(Data records)
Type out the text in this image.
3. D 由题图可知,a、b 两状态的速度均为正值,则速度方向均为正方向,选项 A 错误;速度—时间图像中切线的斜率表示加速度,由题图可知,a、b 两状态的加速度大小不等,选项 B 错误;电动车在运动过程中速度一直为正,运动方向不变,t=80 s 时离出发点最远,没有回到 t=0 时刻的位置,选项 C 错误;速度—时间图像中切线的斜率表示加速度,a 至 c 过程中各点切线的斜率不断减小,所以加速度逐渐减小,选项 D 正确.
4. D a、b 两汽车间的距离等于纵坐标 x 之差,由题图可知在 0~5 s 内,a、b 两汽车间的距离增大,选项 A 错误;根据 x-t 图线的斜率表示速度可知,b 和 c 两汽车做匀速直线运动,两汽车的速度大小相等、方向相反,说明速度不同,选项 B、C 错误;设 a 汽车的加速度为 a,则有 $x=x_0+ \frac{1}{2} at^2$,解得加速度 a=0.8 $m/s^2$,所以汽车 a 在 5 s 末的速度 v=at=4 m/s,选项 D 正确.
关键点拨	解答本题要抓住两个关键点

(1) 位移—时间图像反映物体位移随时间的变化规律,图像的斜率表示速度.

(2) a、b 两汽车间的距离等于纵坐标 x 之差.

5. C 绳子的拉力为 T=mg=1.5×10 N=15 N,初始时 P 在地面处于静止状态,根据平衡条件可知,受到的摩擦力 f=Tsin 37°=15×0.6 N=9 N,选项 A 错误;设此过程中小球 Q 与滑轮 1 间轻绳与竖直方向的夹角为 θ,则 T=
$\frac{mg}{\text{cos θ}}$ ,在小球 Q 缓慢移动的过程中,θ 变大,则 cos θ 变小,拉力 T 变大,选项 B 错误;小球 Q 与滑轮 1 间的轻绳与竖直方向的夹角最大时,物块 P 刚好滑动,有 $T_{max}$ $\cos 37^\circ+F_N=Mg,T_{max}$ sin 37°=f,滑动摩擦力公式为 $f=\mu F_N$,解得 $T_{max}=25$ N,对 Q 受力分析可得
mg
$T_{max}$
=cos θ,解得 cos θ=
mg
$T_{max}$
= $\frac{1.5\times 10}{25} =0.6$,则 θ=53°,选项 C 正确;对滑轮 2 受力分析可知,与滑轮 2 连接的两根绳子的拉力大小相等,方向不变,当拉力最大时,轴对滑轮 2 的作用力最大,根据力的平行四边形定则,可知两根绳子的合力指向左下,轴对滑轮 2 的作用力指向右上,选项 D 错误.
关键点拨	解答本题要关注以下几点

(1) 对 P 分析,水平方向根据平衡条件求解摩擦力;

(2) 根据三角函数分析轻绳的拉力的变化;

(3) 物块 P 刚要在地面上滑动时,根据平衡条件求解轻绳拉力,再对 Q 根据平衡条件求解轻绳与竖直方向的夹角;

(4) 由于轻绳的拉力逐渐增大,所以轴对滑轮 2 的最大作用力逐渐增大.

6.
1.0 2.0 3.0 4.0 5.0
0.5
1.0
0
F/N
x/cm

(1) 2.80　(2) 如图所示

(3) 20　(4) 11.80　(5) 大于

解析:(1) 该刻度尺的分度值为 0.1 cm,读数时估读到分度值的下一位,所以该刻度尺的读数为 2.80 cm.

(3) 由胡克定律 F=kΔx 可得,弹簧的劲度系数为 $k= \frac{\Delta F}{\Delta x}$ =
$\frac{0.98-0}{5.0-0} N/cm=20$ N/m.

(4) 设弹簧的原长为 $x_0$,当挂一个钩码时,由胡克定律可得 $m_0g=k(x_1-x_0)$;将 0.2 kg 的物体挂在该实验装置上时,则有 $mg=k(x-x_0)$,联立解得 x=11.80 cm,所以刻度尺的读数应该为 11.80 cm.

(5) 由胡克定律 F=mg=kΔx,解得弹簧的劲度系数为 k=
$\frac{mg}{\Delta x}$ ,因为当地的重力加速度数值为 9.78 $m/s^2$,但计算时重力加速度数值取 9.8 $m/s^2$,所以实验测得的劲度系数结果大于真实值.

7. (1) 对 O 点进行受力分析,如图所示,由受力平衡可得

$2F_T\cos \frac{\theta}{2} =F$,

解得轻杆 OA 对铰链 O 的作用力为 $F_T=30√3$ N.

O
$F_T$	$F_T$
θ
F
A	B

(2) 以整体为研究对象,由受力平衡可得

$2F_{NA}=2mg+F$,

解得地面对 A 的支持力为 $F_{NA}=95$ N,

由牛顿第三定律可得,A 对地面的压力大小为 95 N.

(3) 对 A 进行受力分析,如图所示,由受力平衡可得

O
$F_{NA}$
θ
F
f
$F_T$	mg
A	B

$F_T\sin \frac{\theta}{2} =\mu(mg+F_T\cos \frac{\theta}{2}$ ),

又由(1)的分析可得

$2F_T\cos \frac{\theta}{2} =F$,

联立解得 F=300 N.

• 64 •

-- To do --
Your task is to reproduce all of the records exactly.

-- Output of the task --
Type out the text in this image.
3. D 由题图可知,a、b 两状态的速度均为正值,则速度方向均为正方向,选项 A 错误;速度—时间图像中切线的斜率表示加速度,由题图可知,a、b 两状态的加速度大小不等,选项 B 错误;电动车在运动过程中速度一直为正,运动方向不变,t=80 s 时离出发点最远,没有回到 t=0 时刻的位置,选项 C 错误;速度—时间图像中切线的斜率表示加速度,a 至 c 过程中各点切线的斜率不断减小,所以加速度逐渐减小,选项 D 正确.
4. D a、b 两汽车间的距离等于纵坐标 x 之差,由题图可知在 0~5 s 内,a、b 两汽车间的距离增大,选项 A 错误;根据 x-t 图线的斜率表示速度可知,b 和 c 两汽车做匀速直线运动,两汽车的速度大小相等、方向相反,说明速度不同,选项 B、C 错误;设 a 汽车的加速度为 a,则有 $x=x_0+ \frac{1}{2} at^2$,解得加速度 a=0.8 $m/s^2$,所以汽车 a 在 5 s 末的速度 v=at=4 m/s,选项 D 正确.
关键点拨	解答本题要抓住两个关键点

(1) 位移—时间图像反映物体位移随时间的变化规律,图像的斜率表示速度.

(2) a、b 两汽车间的距离等于纵坐标 x 之差.

5. C 绳子的拉力为 T=mg=1.5×10 N=15 N,初始时 P 在地面处于静止状态,根据平衡条件可知,受到的摩擦力 f=Tsin 37°=15×0.6 N=9 N,选项 A 错误;设此过程中小球 Q 与滑轮 1 间轻绳与竖直方向的夹角为 θ,则 T=
$\frac{mg}{\text{cos θ}}$ ,在小球 Q 缓慢移动的过程中,θ 变大,则 cos θ 变小,拉力 T 变大,选项 B 错误;小球 Q 与滑轮 1 间的轻绳与竖直方向的夹角最大时,物块 P 刚好滑动,有 $T_{max}$ $\cos 37^\circ+F_N=Mg,T_{max}$ sin 37°=f,滑动摩擦力公式为 $f=\mu F_N$,解得 $T_{max}=25$ N,对 Q 受力分析可得
mg
$T_{max}$
=cos θ,解得 cos θ=
mg
$T_{max}$
= $\frac{1.5\times 10}{25} =0.6$,则 θ=53°,选项 C 正确;对滑轮 2 受力分析可知,与滑轮 2 连接的两根绳子的拉力大小相等,方向不变,当拉力最大时,轴对滑轮 2 的作用力最大,根据力的平行四边形定则,可知两根绳子的合力指向左下,轴对滑轮 2 的作用力指向右上,选项 D 错误.
关键点拨	解答本题要关注以下几点

(1) 对 P 分析,水平方向根据平衡条件求解摩擦力;

(2) 根据三角函数分析轻绳的拉力的变化;

(3) 物块 P 刚要在地面上滑动时,根据平衡条件求解轻绳拉力,再对 Q 根据平衡条件求解轻绳与竖直方向的夹角;

(4) 由于轻绳的拉力逐渐增大,所以轴对滑轮 2 的最大作用力逐渐增大.

6.
1.0 2.0 3.0 4.0 5.0
0.5
1.0
0
F/N
x/cm

(1) 2.80　(2) 如图所示

(3) 20　(4) 11.80　(5) 大于

解析:(1) 该刻度尺的分度值为 0.1 cm,读数时估读到分度值的下一位,所以该刻度尺的读数为 2.80 cm.

(3) 由胡克定律 F=kΔx 可得,弹簧的劲度系数为 $k= \frac{\Delta F}{\Delta x}$ =
$\frac{0.98-0}{5.0-0} N/cm=20$ N/m.

(4) 设弹簧的原长为 $x_0$,当挂一个钩码时,由胡克定律可得 $m_0g=k(x_1-x_0)$;将 0.2 kg 的物体挂在该实验装置上时,则有 $mg=k(x-x_0)$,联立解得 x=11.80 cm,所以刻度尺的读数应该为 11.80 cm.

(5) 由胡克定律 F=mg=kΔx,解得弹簧的劲度系数为 k=
$\frac{mg}{\Delta x}$ ,因为当地的重力加速度数值为 9.78 $m/s^2$,但计算时重力加速度数值取 9.8 $m/s^2$,所以实验测得的劲度系数结果大于真实值.

7. (1) 对 O 点进行受力分析,如图所示,由受力平衡可得

$2F_T\cos \frac{\theta}{2} =F$,

解得轻杆 OA 对铰链 O 的作用力为 $F_T=30√3$ N.

O
$F_T$	$F_T$
θ
F
A	B

(2) 以整体为研究对象,由受力平衡可得

$2F_{NA}=2mg+F$,

解得地面对 A 的支持力为 $F_{NA}=95$ N,

由牛顿第三定律可得,A 对地面的压力大小为 95 N.

(3) 对 A 进行受力分析,如图所示,由受力平衡可得

O
$F_{NA}$
θ
F
f
$F_T$	mg
A	B

$F_T\sin \frac{\theta}{2} =\mu(mg+F_T\cos \frac{\theta}{2}$ ),

又由(1)的分析可得

$2F_T\cos \frac{\theta}{2} =F$,

联立解得 F=300 N.

• 64 •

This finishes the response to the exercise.